• **TASK PROMPT**: Reproduce, word for word, every line starting at the line that contains "Read the values" and ending with the final line of the entries.

• **EXCERPTED RECORDS**:

** start **

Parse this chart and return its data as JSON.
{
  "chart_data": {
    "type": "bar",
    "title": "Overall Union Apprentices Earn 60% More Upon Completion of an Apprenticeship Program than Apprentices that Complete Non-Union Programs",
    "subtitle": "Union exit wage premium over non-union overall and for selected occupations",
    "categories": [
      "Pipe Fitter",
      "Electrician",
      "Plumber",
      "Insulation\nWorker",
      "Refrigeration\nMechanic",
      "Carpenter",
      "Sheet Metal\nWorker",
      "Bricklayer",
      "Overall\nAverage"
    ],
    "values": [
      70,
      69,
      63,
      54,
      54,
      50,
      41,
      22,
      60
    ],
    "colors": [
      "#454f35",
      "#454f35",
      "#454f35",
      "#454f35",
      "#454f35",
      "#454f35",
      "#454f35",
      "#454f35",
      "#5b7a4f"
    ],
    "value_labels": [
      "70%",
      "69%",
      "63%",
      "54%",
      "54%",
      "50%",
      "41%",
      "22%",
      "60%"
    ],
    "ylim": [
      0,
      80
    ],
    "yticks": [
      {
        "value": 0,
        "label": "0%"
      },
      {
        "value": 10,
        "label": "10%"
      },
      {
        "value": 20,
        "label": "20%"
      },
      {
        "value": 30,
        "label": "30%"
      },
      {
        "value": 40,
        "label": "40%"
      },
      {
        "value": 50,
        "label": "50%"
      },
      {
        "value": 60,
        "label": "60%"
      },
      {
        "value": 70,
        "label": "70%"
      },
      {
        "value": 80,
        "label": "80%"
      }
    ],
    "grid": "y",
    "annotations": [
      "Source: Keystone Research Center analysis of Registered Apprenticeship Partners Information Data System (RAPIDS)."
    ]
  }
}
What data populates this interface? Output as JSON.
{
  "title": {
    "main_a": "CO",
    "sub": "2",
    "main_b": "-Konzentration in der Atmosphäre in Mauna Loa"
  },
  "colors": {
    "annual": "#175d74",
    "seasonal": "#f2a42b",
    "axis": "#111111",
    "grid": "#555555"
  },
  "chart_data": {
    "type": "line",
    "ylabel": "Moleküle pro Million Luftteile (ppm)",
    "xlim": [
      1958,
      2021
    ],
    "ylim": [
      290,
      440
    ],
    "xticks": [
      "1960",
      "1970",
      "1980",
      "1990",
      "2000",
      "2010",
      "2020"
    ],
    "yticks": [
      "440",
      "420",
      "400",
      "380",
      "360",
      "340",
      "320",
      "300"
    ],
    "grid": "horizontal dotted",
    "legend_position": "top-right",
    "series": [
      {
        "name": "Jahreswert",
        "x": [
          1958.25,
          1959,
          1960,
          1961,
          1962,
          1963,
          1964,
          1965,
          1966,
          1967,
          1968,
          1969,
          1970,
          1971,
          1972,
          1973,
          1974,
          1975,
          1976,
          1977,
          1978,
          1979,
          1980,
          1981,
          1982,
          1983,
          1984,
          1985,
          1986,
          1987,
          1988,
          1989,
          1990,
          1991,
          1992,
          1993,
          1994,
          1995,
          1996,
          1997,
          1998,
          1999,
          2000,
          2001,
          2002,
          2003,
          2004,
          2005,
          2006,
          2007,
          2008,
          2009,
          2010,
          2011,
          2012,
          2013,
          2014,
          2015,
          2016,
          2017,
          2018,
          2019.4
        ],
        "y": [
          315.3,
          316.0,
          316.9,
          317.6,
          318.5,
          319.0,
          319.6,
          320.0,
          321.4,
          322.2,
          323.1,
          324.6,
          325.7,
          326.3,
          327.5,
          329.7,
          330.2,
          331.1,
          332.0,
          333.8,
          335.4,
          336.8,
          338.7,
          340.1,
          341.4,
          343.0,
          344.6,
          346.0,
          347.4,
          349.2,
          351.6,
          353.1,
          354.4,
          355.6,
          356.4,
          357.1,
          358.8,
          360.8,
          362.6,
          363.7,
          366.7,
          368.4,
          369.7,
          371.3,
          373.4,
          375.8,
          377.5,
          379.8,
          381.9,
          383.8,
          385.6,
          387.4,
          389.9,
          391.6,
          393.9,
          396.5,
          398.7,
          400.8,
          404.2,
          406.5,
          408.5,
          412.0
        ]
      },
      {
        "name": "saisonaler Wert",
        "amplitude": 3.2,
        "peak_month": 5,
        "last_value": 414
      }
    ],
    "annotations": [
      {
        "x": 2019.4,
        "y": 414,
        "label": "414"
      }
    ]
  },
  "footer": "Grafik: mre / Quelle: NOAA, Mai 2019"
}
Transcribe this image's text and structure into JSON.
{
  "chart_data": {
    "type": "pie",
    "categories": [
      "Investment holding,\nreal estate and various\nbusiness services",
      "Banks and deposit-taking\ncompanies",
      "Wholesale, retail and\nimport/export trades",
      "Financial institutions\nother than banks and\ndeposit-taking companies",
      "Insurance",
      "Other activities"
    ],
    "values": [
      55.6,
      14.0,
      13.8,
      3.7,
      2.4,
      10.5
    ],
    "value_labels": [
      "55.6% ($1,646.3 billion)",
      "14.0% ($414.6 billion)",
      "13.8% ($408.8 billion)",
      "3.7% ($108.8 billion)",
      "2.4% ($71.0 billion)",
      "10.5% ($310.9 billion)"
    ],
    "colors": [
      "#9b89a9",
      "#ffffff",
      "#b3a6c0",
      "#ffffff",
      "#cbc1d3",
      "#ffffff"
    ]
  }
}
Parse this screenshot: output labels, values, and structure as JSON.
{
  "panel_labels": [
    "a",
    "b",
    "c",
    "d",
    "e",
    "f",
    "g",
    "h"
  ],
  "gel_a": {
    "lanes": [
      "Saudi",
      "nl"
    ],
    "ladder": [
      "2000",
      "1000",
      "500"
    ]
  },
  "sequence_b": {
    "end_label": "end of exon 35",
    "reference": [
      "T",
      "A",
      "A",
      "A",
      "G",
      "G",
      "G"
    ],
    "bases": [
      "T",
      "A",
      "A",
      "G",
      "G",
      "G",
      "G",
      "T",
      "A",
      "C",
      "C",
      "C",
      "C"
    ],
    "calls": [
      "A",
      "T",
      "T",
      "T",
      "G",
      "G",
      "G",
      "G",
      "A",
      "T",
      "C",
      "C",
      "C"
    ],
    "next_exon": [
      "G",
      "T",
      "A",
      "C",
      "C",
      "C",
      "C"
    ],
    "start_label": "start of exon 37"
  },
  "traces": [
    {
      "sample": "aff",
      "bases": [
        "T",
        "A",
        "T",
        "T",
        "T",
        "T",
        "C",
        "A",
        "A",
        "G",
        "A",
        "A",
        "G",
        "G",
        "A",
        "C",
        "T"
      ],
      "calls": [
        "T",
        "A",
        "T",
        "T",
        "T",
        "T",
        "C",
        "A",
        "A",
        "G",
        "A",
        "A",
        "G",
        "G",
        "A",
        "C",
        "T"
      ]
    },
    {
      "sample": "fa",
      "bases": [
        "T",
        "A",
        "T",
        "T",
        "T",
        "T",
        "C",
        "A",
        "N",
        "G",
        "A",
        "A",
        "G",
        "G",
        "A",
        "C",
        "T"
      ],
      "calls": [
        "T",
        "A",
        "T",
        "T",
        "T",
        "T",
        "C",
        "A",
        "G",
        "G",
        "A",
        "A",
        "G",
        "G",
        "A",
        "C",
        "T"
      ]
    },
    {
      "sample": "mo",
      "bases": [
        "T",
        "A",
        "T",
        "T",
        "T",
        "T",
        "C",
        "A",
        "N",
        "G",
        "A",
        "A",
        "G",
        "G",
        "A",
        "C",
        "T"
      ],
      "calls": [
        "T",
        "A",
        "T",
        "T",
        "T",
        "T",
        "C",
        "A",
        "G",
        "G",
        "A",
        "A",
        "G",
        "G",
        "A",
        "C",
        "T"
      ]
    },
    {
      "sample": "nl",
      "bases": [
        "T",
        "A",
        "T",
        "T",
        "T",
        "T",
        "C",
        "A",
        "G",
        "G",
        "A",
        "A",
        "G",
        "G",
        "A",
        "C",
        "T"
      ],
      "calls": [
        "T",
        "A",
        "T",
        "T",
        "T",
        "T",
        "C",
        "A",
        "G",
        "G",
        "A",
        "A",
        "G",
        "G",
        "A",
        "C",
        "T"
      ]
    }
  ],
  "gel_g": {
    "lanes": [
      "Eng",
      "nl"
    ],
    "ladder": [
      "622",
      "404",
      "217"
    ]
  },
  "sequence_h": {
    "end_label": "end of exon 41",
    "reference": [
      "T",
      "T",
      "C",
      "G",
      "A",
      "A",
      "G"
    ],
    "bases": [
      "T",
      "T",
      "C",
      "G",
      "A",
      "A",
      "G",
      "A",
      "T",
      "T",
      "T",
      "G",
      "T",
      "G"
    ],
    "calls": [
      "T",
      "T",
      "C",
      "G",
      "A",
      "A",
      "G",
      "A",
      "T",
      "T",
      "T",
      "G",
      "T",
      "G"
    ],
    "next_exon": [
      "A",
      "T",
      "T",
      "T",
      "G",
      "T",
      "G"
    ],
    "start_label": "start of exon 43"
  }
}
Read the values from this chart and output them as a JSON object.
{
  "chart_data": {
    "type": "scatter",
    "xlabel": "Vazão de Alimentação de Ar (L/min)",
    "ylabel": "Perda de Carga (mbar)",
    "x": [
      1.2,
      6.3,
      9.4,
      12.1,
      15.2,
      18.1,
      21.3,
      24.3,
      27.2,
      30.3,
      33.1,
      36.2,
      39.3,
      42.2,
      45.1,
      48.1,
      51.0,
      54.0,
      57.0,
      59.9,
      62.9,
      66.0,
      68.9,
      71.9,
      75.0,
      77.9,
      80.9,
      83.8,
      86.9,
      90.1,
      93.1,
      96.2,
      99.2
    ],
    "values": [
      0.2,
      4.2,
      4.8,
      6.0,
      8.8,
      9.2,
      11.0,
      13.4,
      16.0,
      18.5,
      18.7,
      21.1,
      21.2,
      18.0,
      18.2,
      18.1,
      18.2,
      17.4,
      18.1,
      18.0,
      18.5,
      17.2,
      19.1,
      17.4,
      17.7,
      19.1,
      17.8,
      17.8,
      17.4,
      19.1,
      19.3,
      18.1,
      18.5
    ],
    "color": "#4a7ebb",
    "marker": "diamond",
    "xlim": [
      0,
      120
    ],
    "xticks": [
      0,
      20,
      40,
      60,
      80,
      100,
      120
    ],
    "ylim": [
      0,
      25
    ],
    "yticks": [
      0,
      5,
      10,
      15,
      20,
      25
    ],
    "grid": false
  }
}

** end **

• **FINISHED EXERCISE**:
Read the values from this chart and output them as a JSON object.
{
  "chart_data": {
    "type": "scatter",
    "xlabel": "Vazão de Alimentação de Ar (L/min)",
    "ylabel": "Perda de Carga (mbar)",
    "x": [
      1.2,
      6.3,
      9.4,
      12.1,
      15.2,
      18.1,
      21.3,
      24.3,
      27.2,
      30.3,
      33.1,
      36.2,
      39.3,
      42.2,
      45.1,
      48.1,
      51.0,
      54.0,
      57.0,
      59.9,
      62.9,
      66.0,
      68.9,
      71.9,
      75.0,
      77.9,
      80.9,
      83.8,
      86.9,
      90.1,
      93.1,
      96.2,
      99.2
    ],
    "values": [
      0.2,
      4.2,
      4.8,
      6.0,
      8.8,
      9.2,
      11.0,
      13.4,
      16.0,
      18.5,
      18.7,
      21.1,
      21.2,
      18.0,
      18.2,
      18.1,
      18.2,
      17.4,
      18.1,
      18.0,
      18.5,
      17.2,
      19.1,
      17.4,
      17.7,
      19.1,
      17.8,
      17.8,
      17.4,
      19.1,
      19.3,
      18.1,
      18.5
    ],
    "color": "#4a7ebb",
    "marker": "diamond",
    "xlim": [
      0,
      120
    ],
    "xticks": [
      0,
      20,
      40,
      60,
      80,
      100,
      120
    ],
    "ylim": [
      0,
      25
    ],
    "yticks": [
      0,
      5,
      10,
      15,
      20,
      25
    ],
    "grid": false
  }
}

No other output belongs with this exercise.